(Element region listings)
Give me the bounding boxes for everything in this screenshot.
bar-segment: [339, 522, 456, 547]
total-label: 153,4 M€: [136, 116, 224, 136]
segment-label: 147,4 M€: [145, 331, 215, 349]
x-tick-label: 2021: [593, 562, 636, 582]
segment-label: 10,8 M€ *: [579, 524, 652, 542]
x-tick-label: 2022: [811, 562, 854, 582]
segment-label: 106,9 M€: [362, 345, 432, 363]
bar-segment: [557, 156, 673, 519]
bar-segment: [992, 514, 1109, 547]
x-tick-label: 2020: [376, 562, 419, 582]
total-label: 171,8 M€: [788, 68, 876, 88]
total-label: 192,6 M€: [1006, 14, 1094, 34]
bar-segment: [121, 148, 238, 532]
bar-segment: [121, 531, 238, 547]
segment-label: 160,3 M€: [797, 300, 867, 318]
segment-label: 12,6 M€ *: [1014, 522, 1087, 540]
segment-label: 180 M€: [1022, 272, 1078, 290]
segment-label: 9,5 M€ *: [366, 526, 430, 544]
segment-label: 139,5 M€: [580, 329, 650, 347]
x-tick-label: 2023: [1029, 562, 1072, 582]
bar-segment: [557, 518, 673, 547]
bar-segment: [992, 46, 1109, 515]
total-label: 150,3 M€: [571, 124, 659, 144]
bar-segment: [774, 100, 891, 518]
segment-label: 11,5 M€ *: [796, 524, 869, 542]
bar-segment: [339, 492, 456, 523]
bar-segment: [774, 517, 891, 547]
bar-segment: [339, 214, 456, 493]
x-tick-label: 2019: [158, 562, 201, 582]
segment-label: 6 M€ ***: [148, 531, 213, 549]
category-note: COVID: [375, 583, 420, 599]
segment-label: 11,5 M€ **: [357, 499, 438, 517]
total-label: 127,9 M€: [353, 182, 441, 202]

## To be done
Rewrite every item above, changing "bounding boxes" to "box coordinates" wherever it occurs and leaving all other text untouched.

## Written reply
Give me the box coordinates for everything in this screenshot.
bar-segment: [339, 522, 456, 547]
total-label: 153,4 M€: [136, 116, 224, 136]
segment-label: 147,4 M€: [145, 331, 215, 349]
x-tick-label: 2021: [593, 562, 636, 582]
segment-label: 10,8 M€ *: [579, 524, 652, 542]
x-tick-label: 2022: [811, 562, 854, 582]
segment-label: 106,9 M€: [362, 345, 432, 363]
bar-segment: [557, 156, 673, 519]
bar-segment: [992, 514, 1109, 547]
x-tick-label: 2020: [376, 562, 419, 582]
total-label: 171,8 M€: [788, 68, 876, 88]
total-label: 192,6 M€: [1006, 14, 1094, 34]
bar-segment: [121, 148, 238, 532]
bar-segment: [121, 531, 238, 547]
segment-label: 160,3 M€: [797, 300, 867, 318]
segment-label: 12,6 M€ *: [1014, 522, 1087, 540]
segment-label: 180 M€: [1022, 272, 1078, 290]
segment-label: 9,5 M€ *: [366, 526, 430, 544]
segment-label: 139,5 M€: [580, 329, 650, 347]
x-tick-label: 2023: [1029, 562, 1072, 582]
bar-segment: [557, 518, 673, 547]
bar-segment: [992, 46, 1109, 515]
total-label: 150,3 M€: [571, 124, 659, 144]
bar-segment: [774, 100, 891, 518]
segment-label: 11,5 M€ *: [796, 524, 869, 542]
bar-segment: [339, 492, 456, 523]
bar-segment: [774, 517, 891, 547]
bar-segment: [339, 214, 456, 493]
x-tick-label: 2019: [158, 562, 201, 582]
segment-label: 6 M€ ***: [148, 531, 213, 549]
category-note: COVID: [375, 583, 420, 599]
segment-label: 11,5 M€ **: [357, 499, 438, 517]
total-label: 127,9 M€: [353, 182, 441, 202]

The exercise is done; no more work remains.